Start EXTRACTED MATERIAL

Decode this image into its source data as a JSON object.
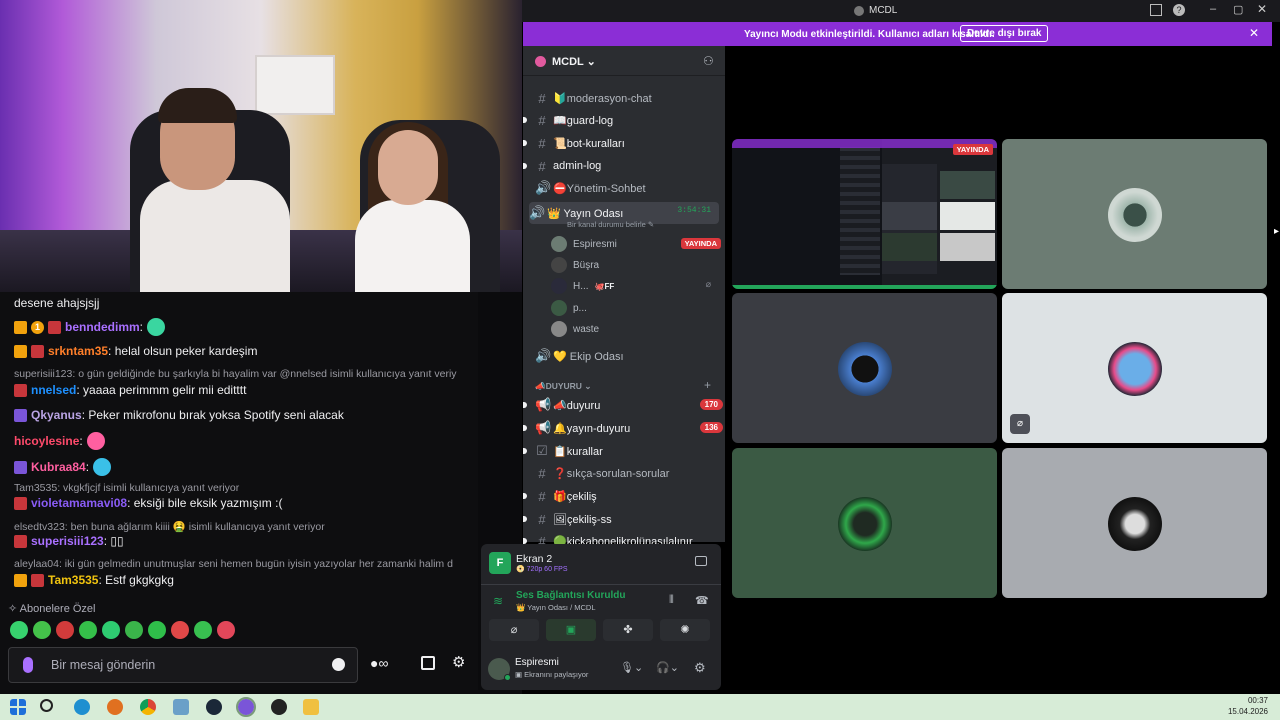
{
  "chat": {
    "messages": [
      {
        "type": "text",
        "text": "desene ahajsjsjj"
      },
      {
        "type": "msg",
        "user": "benndedimm",
        "sep": ":",
        "text": "",
        "color": "#a970ff"
      },
      {
        "type": "msg",
        "user": "srkntam35",
        "sep": ":",
        "text": " helal olsun peker kardeşim",
        "color": "#ff7f2a"
      },
      {
        "type": "reply",
        "text": "superisiii123: o gün geldiğinde bu şarkıyla bi hayalim var @nnelsed isimli kullanıcıya yanıt veriy"
      },
      {
        "type": "msg",
        "user": "nnelsed",
        "sep": ":",
        "text": " yaaaa perimmm gelir mii editttt",
        "color": "#1e90ff"
      },
      {
        "type": "msg",
        "user": "Qkyanus",
        "sep": ":",
        "text": " Peker mikrofonu bırak yoksa Spotify seni alacak",
        "color": "#b9a3e3"
      },
      {
        "type": "msg",
        "user": "hicoylesine",
        "sep": ":",
        "text": "",
        "color": "#ff4a6b"
      },
      {
        "type": "msg",
        "user": "Kubraa84",
        "sep": ":",
        "text": "",
        "color": "#ff5fa0"
      },
      {
        "type": "reply",
        "text": "Tam3535: vkgkfjcjf isimli kullanıcıya yanıt veriyor"
      },
      {
        "type": "msg",
        "user": "violetamamavi08",
        "sep": ":",
        "text": " eksiği bile eksik yazmışım :(",
        "color": "#8a5cf6"
      },
      {
        "type": "reply",
        "text": "elsedtv323: ben buna ağlarım kiiii 🤮 isimli kullanıcıya yanıt veriyor"
      },
      {
        "type": "msg",
        "user": "superisiii123",
        "sep": ":",
        "text": " ▯▯",
        "color": "#a970ff"
      },
      {
        "type": "reply",
        "text": "aleylaa04: iki gün gelmedin unutmuşlar seni hemen bugün iyisin yazıyolar her zamanki halim d"
      },
      {
        "type": "msg",
        "user": "Tam3535",
        "sep": ":",
        "text": " Estf gkgkgkg",
        "color": "#f1c40f"
      }
    ],
    "subs_label": "Abonelere Özel",
    "input_placeholder": "Bir mesaj gönderin",
    "emote_colors": [
      "#37d26e",
      "#44c24a",
      "#d23b3b",
      "#35c04a",
      "#2ecc71",
      "#3ab54a",
      "#2fbf4a",
      "#e04848",
      "#38c050",
      "#e2475a"
    ]
  },
  "discord": {
    "window_title": "MCDL",
    "banner_text": "Yayıncı Modu etkinleştirildi. Kullanıcı adları kısaltıldı.",
    "banner_button": "Devre dışı bırak",
    "server_name": "MCDL",
    "channels": [
      {
        "icon": "#",
        "name": "🔰moderasyon-chat",
        "unread": false,
        "arrow": false
      },
      {
        "icon": "#",
        "name": "📖guard-log",
        "unread": true,
        "arrow": true
      },
      {
        "icon": "#",
        "name": "📜bot-kuralları",
        "unread": true,
        "arrow": true
      },
      {
        "icon": "#",
        "name": "admin-log",
        "unread": true,
        "arrow": true
      },
      {
        "icon": "🔊",
        "name": "⛔Yönetim-Sohbet",
        "unread": false,
        "arrow": false
      }
    ],
    "voice_channel": {
      "name": "👑 Yayın Odası",
      "timer": "3:54:31",
      "status": "Bir kanal durumu belirle ✎"
    },
    "voice_users": [
      {
        "name": "Espiresmi",
        "badge": "YAYINDA",
        "extra": ""
      },
      {
        "name": "Büşra",
        "badge": "",
        "extra": ""
      },
      {
        "name": "H...",
        "badge": "",
        "extra": "🐙FF"
      },
      {
        "name": "p...",
        "badge": "",
        "extra": ""
      },
      {
        "name": "waste",
        "badge": "",
        "extra": ""
      }
    ],
    "ekip": "💛 Ekip Odası",
    "category": "📣DUYURU",
    "channels2": [
      {
        "icon": "📢",
        "name": "📣duyuru",
        "count": "170"
      },
      {
        "icon": "📢",
        "name": "🔔yayın-duyuru",
        "count": "136"
      },
      {
        "icon": "☑",
        "name": "📋kurallar",
        "count": ""
      },
      {
        "icon": "#",
        "name": "❓sıkça-sorulan-sorular",
        "count": ""
      },
      {
        "icon": "#",
        "name": "🎁çekiliş",
        "count": ""
      },
      {
        "icon": "#",
        "name": "🖼çekiliş-ss",
        "count": ""
      },
      {
        "icon": "#",
        "name": "🟢kickabonelikrolünasılalınır",
        "count": ""
      }
    ],
    "stream": {
      "title": "Ekran 2",
      "sub": "📀 720p 60 FPS"
    },
    "voice_conn": {
      "title": "Ses Bağlantısı Kuruldu",
      "sub": "👑 Yayın Odası / MCDL"
    },
    "user": {
      "name": "Espiresmi",
      "status": "Ekranını paylaşıyor"
    },
    "live_badge": "YAYINDA"
  },
  "taskbar": {
    "time": "00:37",
    "date": "15.04.2026"
  }
}
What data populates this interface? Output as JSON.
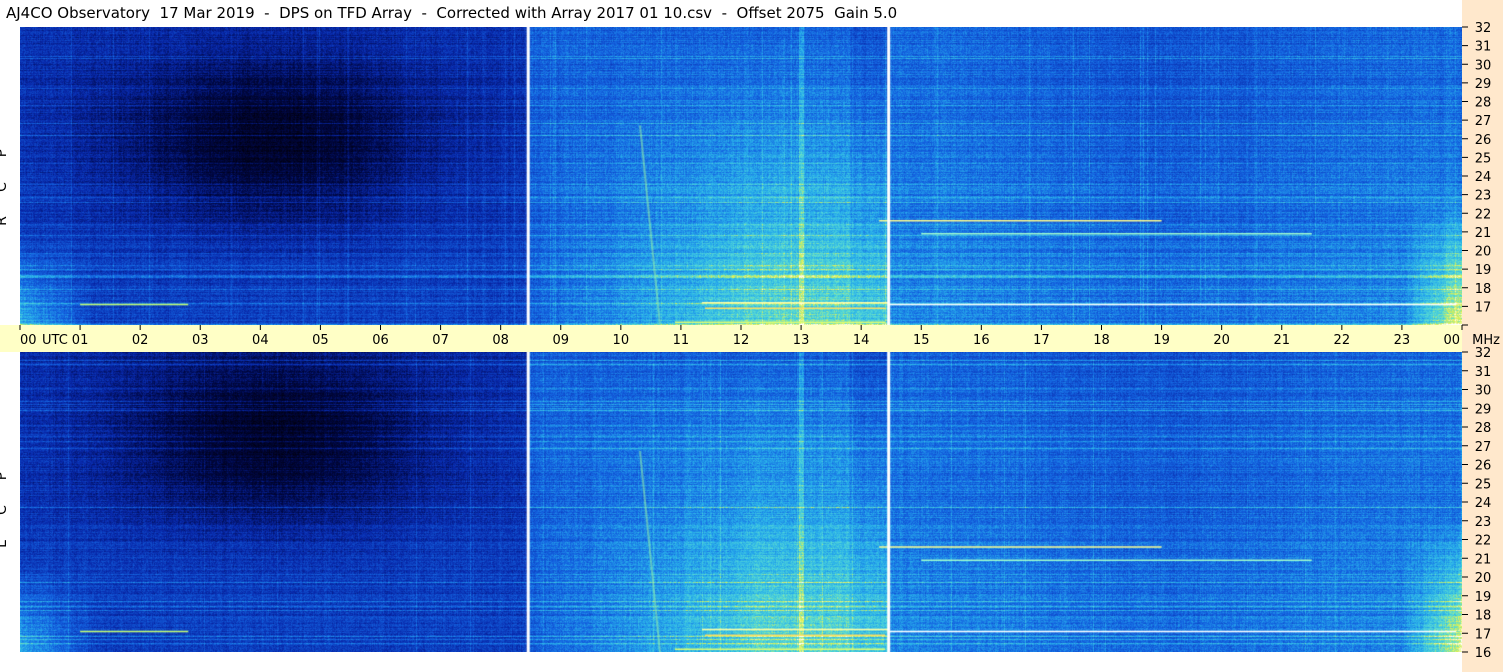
{
  "title": "AJ4CO Observatory  17 Mar 2019  -  DPS on TFD Array  -  Corrected with Array 2017 01 10.csv  -  Offset 2075  Gain 5.0",
  "colors": {
    "background_dark": "#000a2a",
    "band_light": "#ffffc6",
    "axis_strip": "#ffe8cc",
    "bright_spectrum": "#3ec8e8"
  },
  "polarizations": [
    {
      "label": "R C P",
      "letters": [
        "R",
        "C",
        "P"
      ]
    },
    {
      "label": "L C P",
      "letters": [
        "L",
        "C",
        "P"
      ]
    }
  ],
  "chart_data": {
    "type": "heatmap",
    "title": "AJ4CO Observatory  17 Mar 2019  -  DPS on TFD Array  -  Corrected with Array 2017 01 10.csv  -  Offset 2075  Gain 5.0",
    "x_unit_label": "UTC",
    "y_unit_label": "MHz",
    "x_ticks": [
      "00",
      "01",
      "02",
      "03",
      "04",
      "05",
      "06",
      "07",
      "08",
      "09",
      "10",
      "11",
      "12",
      "13",
      "14",
      "15",
      "16",
      "17",
      "18",
      "19",
      "20",
      "21",
      "22",
      "23",
      "00"
    ],
    "x_range_hours": [
      0,
      24
    ],
    "y_ticks": [
      16,
      17,
      18,
      19,
      20,
      21,
      22,
      23,
      24,
      25,
      26,
      27,
      28,
      29,
      30,
      31,
      32
    ],
    "y_range_mhz": [
      16,
      32
    ],
    "panels": [
      "R C P",
      "L C P"
    ],
    "gaps_utc_hours": [
      8.45,
      14.45
    ],
    "colormap": "dark navy (low) to blue, cyan, yellow, white (high)"
  }
}
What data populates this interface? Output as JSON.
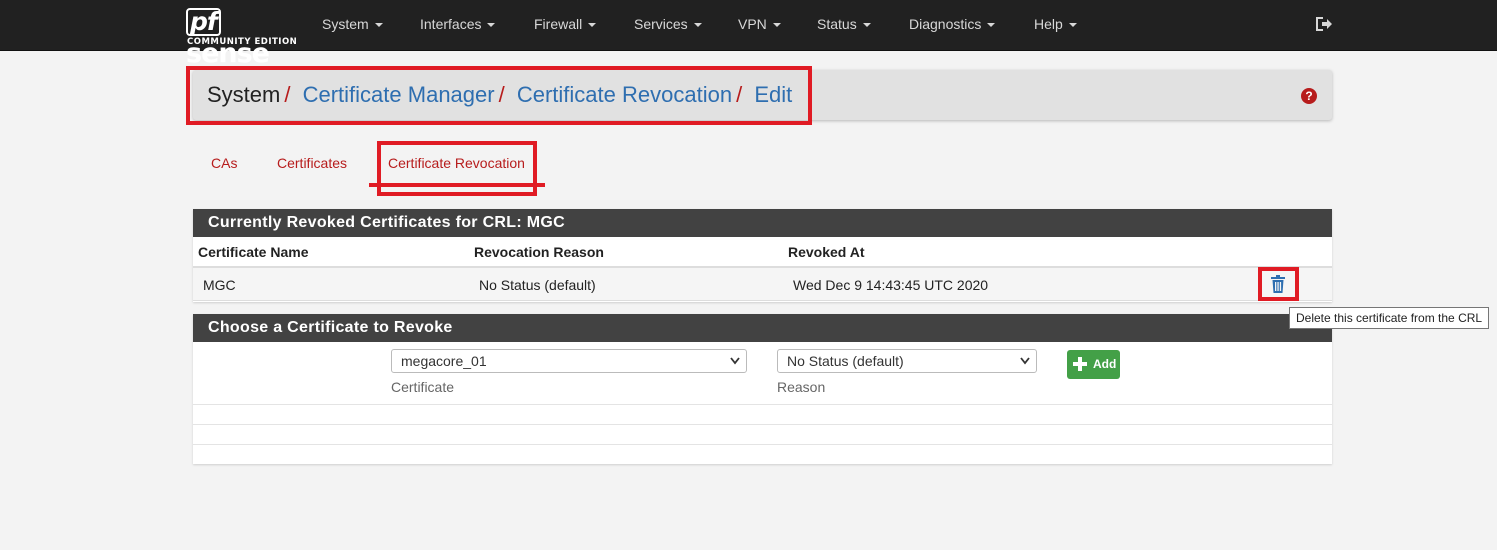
{
  "brand": {
    "logo_prefix": "pf",
    "logo_text": "sense",
    "subtitle": "COMMUNITY EDITION"
  },
  "nav": {
    "items": [
      {
        "label": "System"
      },
      {
        "label": "Interfaces"
      },
      {
        "label": "Firewall"
      },
      {
        "label": "Services"
      },
      {
        "label": "VPN"
      },
      {
        "label": "Status"
      },
      {
        "label": "Diagnostics"
      },
      {
        "label": "Help"
      }
    ],
    "logout_icon": "logout-icon"
  },
  "breadcrumb": {
    "items": [
      "System",
      "Certificate Manager",
      "Certificate Revocation",
      "Edit"
    ],
    "separator": "/",
    "help_icon": "help-icon",
    "help_glyph": "?"
  },
  "tabs": {
    "items": [
      {
        "label": "CAs"
      },
      {
        "label": "Certificates"
      },
      {
        "label": "Certificate Revocation",
        "active": true
      }
    ]
  },
  "revoked_panel": {
    "title": "Currently Revoked Certificates for CRL: MGC",
    "columns": [
      "Certificate Name",
      "Revocation Reason",
      "Revoked At"
    ],
    "rows": [
      {
        "name": "MGC",
        "reason": "No Status (default)",
        "revoked_at": "Wed Dec 9 14:43:45 UTC 2020"
      }
    ],
    "delete_tooltip": "Delete this certificate from the CRL"
  },
  "revoke_panel": {
    "title": "Choose a Certificate to Revoke",
    "certificate_select": {
      "value": "megacore_01",
      "help": "Certificate"
    },
    "reason_select": {
      "value": "No Status (default)",
      "help": "Reason"
    },
    "add_label": "Add"
  },
  "colors": {
    "navbar": "#212121",
    "link": "#2e6eb0",
    "accent_red": "#b71c1c",
    "highlight": "#e01b24",
    "panel_heading": "#424242",
    "add_button": "#43a047"
  }
}
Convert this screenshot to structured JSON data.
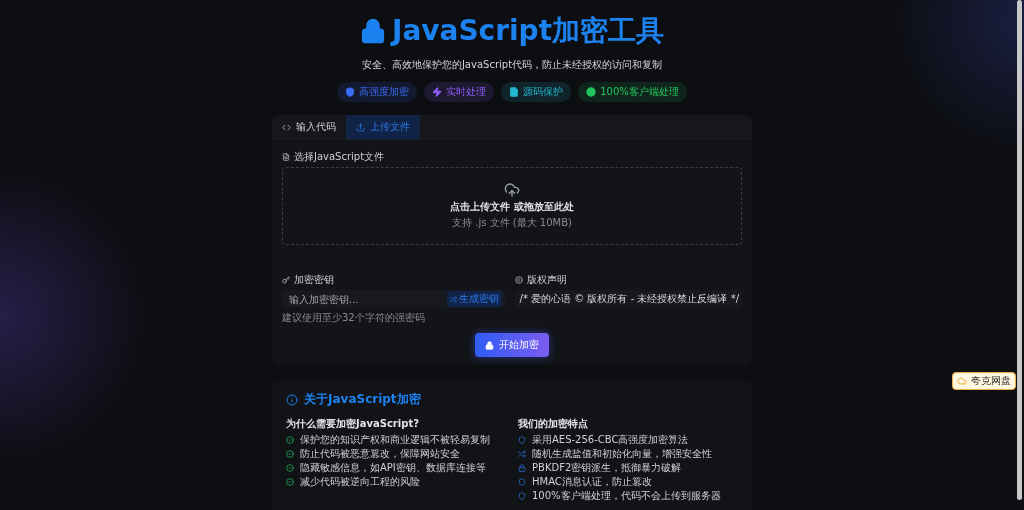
{
  "header": {
    "title": "JavaScript加密工具",
    "subtitle": "安全、高效地保护您的JavaScript代码，防止未经授权的访问和复制"
  },
  "badges": [
    {
      "kind": "shield",
      "label": "高强度加密",
      "color": "#3b6cf6"
    },
    {
      "kind": "bolt",
      "label": "实时处理",
      "color": "#8b5cf6"
    },
    {
      "kind": "file",
      "label": "源码保护",
      "color": "#22b8cf"
    },
    {
      "kind": "check",
      "label": "100%客户端处理",
      "color": "#22c55e"
    }
  ],
  "tabs": [
    {
      "kind": "code",
      "label": "输入代码",
      "selected": false
    },
    {
      "kind": "upload",
      "label": "上传文件",
      "selected": true
    }
  ],
  "upload": {
    "label": "选择JavaScript文件",
    "prompt": "点击上传文件 或拖放至此处",
    "hint": "支持 .js 文件 (最大 10MB)"
  },
  "key": {
    "label": "加密密钥",
    "placeholder": "输入加密密钥...",
    "generate": "生成密钥",
    "hint": "建议使用至少32个字符的强密码"
  },
  "copyright": {
    "label": "版权声明",
    "value": "/* 爱的心语 © 版权所有 - 未经授权禁止反编译 */"
  },
  "submit": "开始加密",
  "about": {
    "title": "关于JavaScript加密",
    "why_title": "为什么需要加密JavaScript?",
    "why": [
      "保护您的知识产权和商业逻辑不被轻易复制",
      "防止代码被恶意篡改，保障网站安全",
      "隐藏敏感信息，如API密钥、数据库连接等",
      "减少代码被逆向工程的风险"
    ],
    "features_title": "我们的加密特点",
    "features": [
      {
        "kind": "shield",
        "text": "采用AES-256-CBC高强度加密算法"
      },
      {
        "kind": "shuffle",
        "text": "随机生成盐值和初始化向量，增强安全性"
      },
      {
        "kind": "lock",
        "text": "PBKDF2密钥派生，抵御暴力破解"
      },
      {
        "kind": "shield",
        "text": "HMAC消息认证，防止篡改"
      },
      {
        "kind": "shield",
        "text": "100%客户端处理，代码不会上传到服务器"
      }
    ]
  },
  "widget": {
    "label": "夸克网盘"
  }
}
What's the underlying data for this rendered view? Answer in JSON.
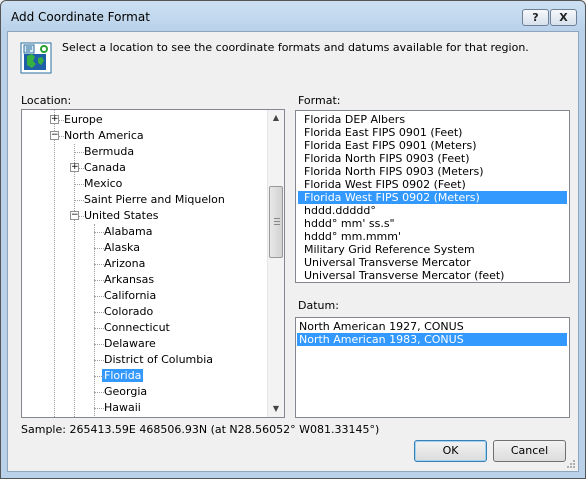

End EXTRACTED MATERIAL

TASK REQUIREMENTS
Count how many lines above include the word "kind" and answer with that figure only.

RESULT OF THIS EXERCISE
11